■ EXERCISE PROMPT
For the material that follows, list every line containing the word "stochastic".
# Start of MATERIALS PROVIDED
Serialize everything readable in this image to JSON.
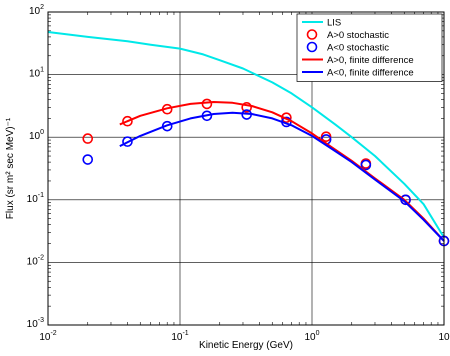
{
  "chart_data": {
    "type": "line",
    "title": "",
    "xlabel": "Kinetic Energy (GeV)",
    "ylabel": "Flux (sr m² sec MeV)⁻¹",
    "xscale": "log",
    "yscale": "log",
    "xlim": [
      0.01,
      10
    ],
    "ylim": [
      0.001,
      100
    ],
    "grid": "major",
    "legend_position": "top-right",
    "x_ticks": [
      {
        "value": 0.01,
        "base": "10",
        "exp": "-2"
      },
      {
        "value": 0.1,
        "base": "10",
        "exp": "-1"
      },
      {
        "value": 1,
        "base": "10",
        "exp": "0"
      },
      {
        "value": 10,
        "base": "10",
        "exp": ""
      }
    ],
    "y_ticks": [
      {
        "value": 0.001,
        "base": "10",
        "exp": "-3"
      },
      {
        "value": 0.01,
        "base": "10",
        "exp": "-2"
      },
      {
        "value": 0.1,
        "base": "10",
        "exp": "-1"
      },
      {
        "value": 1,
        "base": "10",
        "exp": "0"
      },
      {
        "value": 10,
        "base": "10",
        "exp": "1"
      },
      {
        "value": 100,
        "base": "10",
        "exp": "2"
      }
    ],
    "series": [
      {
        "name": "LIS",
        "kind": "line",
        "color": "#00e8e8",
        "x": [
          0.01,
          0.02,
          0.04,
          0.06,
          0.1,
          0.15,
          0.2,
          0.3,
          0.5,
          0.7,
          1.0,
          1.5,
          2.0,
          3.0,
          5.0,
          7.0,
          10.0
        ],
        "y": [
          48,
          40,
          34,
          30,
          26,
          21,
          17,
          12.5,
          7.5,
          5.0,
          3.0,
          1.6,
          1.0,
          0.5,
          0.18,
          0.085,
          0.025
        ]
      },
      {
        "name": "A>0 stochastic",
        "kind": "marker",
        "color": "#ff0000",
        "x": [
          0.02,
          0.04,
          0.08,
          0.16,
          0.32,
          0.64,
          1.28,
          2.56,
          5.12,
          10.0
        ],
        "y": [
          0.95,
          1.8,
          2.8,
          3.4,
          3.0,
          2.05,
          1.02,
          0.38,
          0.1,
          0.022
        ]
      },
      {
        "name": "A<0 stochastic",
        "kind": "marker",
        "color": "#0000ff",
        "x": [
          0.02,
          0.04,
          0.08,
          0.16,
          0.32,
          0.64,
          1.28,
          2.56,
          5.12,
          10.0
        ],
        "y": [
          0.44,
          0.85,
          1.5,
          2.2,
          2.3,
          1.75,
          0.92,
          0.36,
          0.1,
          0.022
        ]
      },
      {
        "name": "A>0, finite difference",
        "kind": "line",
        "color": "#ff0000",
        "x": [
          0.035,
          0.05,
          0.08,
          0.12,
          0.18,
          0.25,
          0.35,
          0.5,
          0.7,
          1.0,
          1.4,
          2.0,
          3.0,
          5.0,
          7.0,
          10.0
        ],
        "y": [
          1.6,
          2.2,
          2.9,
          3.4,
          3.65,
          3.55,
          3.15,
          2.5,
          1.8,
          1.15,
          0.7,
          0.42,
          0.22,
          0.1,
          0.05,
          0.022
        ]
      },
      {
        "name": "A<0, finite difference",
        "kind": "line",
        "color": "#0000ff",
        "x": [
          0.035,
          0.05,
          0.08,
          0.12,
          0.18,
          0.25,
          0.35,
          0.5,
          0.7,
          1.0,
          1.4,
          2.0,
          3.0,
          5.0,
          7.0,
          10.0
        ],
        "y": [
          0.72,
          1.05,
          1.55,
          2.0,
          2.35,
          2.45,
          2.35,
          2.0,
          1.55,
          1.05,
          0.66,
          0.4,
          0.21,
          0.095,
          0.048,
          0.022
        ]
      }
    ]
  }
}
# End of MATERIALS PROVIDED
# Start of MATERIALS PROVIDED
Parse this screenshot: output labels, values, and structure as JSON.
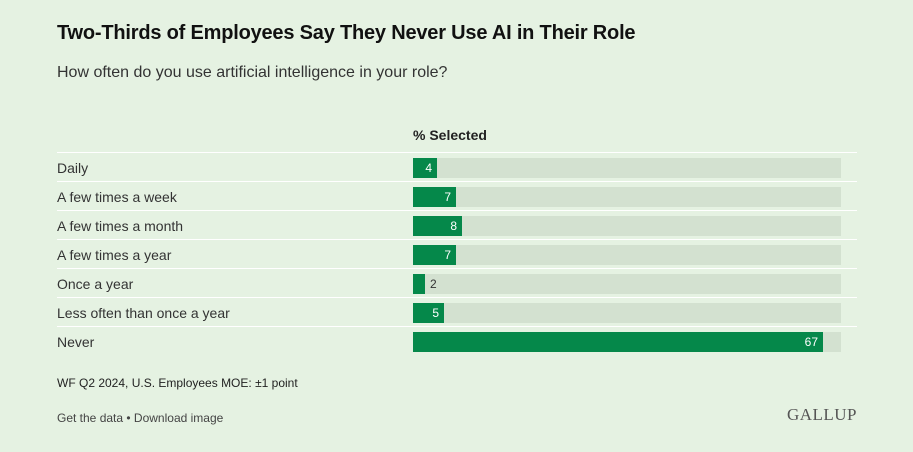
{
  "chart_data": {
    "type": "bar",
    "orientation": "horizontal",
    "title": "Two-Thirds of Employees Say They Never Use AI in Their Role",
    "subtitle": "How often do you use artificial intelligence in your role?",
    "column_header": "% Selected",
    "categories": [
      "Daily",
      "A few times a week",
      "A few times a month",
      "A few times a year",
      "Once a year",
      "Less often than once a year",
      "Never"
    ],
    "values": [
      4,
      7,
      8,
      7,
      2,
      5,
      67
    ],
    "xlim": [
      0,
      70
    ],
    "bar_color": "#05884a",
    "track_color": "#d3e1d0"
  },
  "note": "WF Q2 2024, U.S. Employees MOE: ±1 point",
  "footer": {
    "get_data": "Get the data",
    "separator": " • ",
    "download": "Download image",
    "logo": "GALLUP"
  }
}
# End of MATERIALS PROVIDED
■ COMPLETE RESPONSE
        "name": "A>0 stochastic",
        "name": "A<0 stochastic",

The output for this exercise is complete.